WRITTEN EXERCISE: Pick out every line holding the string "école" and copy it.

EXTRACTED INFORMATION:
#####

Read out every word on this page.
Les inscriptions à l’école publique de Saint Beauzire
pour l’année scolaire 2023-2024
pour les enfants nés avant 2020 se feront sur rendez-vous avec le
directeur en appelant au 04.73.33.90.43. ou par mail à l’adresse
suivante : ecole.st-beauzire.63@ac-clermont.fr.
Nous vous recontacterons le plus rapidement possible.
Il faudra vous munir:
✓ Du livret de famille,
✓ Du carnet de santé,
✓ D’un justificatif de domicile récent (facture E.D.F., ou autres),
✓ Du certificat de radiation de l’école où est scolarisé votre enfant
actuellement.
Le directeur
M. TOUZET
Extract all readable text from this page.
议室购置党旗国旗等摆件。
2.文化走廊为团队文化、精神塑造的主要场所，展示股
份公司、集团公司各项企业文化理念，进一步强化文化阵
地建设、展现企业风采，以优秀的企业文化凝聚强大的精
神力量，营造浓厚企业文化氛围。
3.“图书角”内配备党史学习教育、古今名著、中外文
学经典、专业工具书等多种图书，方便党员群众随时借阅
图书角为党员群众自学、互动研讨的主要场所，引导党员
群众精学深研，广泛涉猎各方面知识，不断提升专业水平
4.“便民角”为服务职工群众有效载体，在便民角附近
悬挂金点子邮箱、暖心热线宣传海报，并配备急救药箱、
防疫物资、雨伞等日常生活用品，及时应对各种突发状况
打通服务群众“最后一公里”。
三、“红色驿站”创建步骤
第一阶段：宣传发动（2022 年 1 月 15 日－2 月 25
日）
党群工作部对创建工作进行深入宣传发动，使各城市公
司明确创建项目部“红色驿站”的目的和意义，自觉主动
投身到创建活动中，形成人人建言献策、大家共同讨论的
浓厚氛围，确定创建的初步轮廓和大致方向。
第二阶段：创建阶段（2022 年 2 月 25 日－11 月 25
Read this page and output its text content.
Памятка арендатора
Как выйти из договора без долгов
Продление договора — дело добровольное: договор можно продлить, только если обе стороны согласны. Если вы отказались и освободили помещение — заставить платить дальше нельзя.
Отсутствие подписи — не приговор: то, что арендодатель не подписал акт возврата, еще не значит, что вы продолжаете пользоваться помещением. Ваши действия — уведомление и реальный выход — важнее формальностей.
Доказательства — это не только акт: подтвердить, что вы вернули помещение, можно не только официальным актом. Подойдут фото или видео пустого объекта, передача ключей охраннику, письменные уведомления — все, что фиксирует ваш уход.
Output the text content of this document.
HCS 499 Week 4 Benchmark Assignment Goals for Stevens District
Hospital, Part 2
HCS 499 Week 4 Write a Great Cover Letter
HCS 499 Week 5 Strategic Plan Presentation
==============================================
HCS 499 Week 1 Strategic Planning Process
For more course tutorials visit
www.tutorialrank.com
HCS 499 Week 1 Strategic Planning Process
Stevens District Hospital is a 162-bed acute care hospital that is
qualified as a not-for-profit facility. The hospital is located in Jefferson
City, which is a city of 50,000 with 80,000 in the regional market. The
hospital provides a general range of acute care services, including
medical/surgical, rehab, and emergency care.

#####

WORKED SOLUTION:
Les inscriptions à l’école publique de Saint Beauzire
✓ Du certificat de radiation de l’école où est scolarisé votre enfant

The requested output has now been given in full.